▸ **STATED TASK**
Retype all the records with nothing changed.

▸ **MATERIAL SHOWN**
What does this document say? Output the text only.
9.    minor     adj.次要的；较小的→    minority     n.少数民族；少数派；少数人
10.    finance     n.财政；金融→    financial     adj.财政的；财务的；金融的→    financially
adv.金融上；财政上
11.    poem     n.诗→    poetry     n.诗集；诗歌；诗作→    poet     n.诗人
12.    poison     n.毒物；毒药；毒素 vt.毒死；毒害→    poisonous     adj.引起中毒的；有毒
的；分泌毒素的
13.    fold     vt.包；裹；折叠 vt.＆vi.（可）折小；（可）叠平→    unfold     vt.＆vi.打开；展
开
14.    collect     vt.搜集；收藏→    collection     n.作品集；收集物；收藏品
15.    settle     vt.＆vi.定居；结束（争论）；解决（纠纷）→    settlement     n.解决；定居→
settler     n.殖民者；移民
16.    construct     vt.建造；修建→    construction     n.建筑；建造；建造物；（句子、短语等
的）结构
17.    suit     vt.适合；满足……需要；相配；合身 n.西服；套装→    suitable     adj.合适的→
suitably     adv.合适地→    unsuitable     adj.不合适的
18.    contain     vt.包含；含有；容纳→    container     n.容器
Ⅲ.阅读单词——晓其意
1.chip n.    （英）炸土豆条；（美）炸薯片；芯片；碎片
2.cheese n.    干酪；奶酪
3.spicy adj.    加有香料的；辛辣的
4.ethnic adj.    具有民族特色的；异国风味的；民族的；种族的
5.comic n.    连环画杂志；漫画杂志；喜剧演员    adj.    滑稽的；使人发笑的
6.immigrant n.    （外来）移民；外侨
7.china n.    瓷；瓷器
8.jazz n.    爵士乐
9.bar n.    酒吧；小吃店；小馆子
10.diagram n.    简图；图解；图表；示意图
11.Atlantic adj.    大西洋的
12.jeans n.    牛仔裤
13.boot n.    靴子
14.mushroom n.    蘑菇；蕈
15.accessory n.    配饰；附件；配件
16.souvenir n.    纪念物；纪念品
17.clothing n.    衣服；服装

▸ **EXERCISE SOLUTION**
What does this document say? Output the text only.
9.    minor     adj.次要的；较小的→    minority     n.少数民族；少数派；少数人
10.    finance     n.财政；金融→    financial     adj.财政的；财务的；金融的→    financially
adv.金融上；财政上
11.    poem     n.诗→    poetry     n.诗集；诗歌；诗作→    poet     n.诗人
12.    poison     n.毒物；毒药；毒素 vt.毒死；毒害→    poisonous     adj.引起中毒的；有毒
的；分泌毒素的
13.    fold     vt.包；裹；折叠 vt.＆vi.（可）折小；（可）叠平→    unfold     vt.＆vi.打开；展
开
14.    collect     vt.搜集；收藏→    collection     n.作品集；收集物；收藏品
15.    settle     vt.＆vi.定居；结束（争论）；解决（纠纷）→    settlement     n.解决；定居→
settler     n.殖民者；移民
16.    construct     vt.建造；修建→    construction     n.建筑；建造；建造物；（句子、短语等
的）结构
17.    suit     vt.适合；满足……需要；相配；合身 n.西服；套装→    suitable     adj.合适的→
suitably     adv.合适地→    unsuitable     adj.不合适的
18.    contain     vt.包含；含有；容纳→    container     n.容器
Ⅲ.阅读单词——晓其意
1.chip n.    （英）炸土豆条；（美）炸薯片；芯片；碎片
2.cheese n.    干酪；奶酪
3.spicy adj.    加有香料的；辛辣的
4.ethnic adj.    具有民族特色的；异国风味的；民族的；种族的
5.comic n.    连环画杂志；漫画杂志；喜剧演员    adj.    滑稽的；使人发笑的
6.immigrant n.    （外来）移民；外侨
7.china n.    瓷；瓷器
8.jazz n.    爵士乐
9.bar n.    酒吧；小吃店；小馆子
10.diagram n.    简图；图解；图表；示意图
11.Atlantic adj.    大西洋的
12.jeans n.    牛仔裤
13.boot n.    靴子
14.mushroom n.    蘑菇；蕈
15.accessory n.    配饰；附件；配件
16.souvenir n.    纪念物；纪念品
17.clothing n.    衣服；服装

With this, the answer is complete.